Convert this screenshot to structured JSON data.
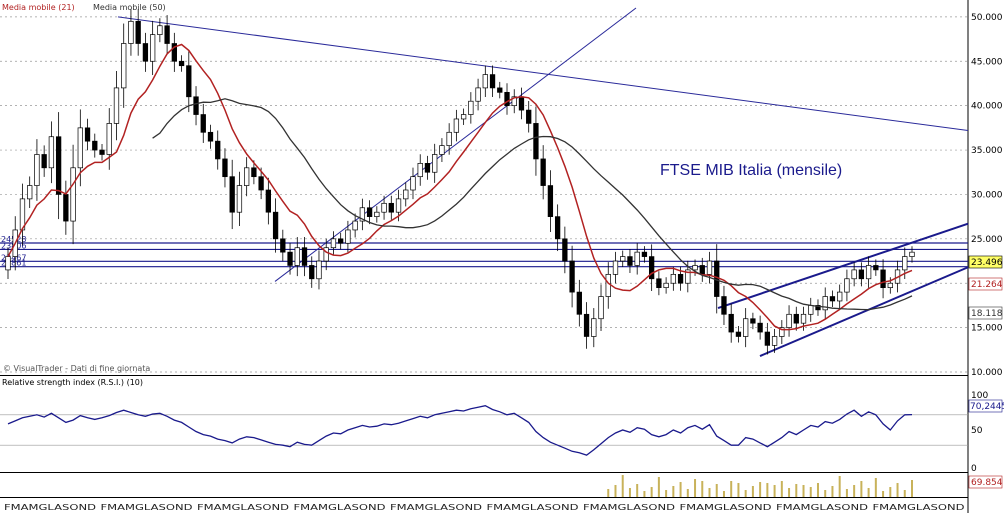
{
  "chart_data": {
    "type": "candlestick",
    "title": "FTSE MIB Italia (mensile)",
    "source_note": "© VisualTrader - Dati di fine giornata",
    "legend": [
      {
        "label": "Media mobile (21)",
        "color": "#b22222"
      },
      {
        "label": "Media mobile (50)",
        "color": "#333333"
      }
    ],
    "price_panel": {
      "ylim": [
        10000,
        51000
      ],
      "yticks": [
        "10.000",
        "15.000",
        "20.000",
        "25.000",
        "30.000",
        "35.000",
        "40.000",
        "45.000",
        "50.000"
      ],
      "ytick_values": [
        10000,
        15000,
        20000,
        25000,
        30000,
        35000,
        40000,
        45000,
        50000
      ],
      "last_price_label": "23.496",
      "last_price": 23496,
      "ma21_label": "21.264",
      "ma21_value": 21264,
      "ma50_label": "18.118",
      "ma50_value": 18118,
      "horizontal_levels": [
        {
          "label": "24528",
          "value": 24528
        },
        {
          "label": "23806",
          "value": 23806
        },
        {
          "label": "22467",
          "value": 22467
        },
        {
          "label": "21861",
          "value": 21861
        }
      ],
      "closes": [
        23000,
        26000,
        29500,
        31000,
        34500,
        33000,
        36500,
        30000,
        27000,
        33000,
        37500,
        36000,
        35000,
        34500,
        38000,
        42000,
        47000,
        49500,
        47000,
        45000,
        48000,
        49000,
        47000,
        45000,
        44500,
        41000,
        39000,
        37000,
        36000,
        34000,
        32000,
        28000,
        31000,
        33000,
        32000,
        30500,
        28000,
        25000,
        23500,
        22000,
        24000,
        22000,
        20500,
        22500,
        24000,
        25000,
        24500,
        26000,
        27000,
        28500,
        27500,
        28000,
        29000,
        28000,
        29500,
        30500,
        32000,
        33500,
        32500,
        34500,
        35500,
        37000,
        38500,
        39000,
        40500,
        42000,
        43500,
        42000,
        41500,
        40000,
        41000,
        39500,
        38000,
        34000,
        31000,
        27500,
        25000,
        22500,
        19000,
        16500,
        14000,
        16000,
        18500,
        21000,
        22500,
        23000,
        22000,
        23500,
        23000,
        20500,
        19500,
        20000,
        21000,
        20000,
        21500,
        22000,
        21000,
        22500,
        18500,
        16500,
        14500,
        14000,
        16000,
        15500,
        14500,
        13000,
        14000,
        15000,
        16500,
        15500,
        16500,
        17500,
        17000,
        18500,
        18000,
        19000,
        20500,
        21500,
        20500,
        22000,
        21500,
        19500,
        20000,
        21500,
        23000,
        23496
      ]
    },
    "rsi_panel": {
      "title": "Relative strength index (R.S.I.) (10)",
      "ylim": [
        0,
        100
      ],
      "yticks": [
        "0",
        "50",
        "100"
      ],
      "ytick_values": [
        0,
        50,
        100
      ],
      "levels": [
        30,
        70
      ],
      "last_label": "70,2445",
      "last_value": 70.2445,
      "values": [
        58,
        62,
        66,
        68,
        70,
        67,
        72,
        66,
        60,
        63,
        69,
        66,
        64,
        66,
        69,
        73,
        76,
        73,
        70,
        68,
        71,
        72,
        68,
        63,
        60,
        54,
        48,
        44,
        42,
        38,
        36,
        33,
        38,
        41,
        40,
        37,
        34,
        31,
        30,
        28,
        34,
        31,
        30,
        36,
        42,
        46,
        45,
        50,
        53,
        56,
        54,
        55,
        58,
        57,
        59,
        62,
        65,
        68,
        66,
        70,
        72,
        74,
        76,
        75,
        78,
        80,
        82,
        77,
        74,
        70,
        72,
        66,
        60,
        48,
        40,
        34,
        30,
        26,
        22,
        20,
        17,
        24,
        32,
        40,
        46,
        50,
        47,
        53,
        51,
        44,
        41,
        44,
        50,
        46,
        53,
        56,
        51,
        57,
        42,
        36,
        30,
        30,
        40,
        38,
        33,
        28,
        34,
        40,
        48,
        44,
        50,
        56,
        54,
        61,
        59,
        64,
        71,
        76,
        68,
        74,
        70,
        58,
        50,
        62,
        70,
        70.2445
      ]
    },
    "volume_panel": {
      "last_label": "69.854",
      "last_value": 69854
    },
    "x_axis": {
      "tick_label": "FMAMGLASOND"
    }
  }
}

...

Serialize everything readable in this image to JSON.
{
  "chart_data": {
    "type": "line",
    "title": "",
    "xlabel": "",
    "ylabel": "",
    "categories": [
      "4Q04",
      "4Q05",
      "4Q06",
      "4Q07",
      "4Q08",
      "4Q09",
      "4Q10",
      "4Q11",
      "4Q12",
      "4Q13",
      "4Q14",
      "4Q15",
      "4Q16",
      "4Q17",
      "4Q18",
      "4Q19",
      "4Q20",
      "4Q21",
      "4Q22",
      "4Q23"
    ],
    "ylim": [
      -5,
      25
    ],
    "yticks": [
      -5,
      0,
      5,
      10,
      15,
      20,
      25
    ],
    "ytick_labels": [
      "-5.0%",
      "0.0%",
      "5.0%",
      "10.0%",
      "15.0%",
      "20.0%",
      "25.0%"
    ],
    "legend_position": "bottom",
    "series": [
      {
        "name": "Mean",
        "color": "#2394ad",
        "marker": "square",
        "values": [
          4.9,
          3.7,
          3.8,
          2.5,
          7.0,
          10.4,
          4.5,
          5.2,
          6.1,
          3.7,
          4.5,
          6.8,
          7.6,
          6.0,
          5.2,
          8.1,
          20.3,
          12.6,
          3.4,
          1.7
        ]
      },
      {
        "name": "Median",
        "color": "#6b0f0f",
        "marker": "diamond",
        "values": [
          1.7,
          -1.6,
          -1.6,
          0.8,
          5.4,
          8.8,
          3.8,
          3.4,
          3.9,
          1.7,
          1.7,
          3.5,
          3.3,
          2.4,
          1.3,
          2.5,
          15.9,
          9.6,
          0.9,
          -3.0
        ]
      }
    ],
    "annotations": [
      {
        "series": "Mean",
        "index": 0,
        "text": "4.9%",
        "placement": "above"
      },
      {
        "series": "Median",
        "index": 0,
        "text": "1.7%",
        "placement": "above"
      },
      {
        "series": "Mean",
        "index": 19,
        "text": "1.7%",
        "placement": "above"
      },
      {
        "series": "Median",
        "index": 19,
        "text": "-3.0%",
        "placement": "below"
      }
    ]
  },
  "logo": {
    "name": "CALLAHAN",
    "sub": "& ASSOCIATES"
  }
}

◆ **TASK PROMPT**
Gather from the data above every line with the string "JSON".

◆ **OUTPUT FOR THIS EXERCISE**
Convert this screenshot to structured JSON data.
Serialize everything readable in this image to JSON.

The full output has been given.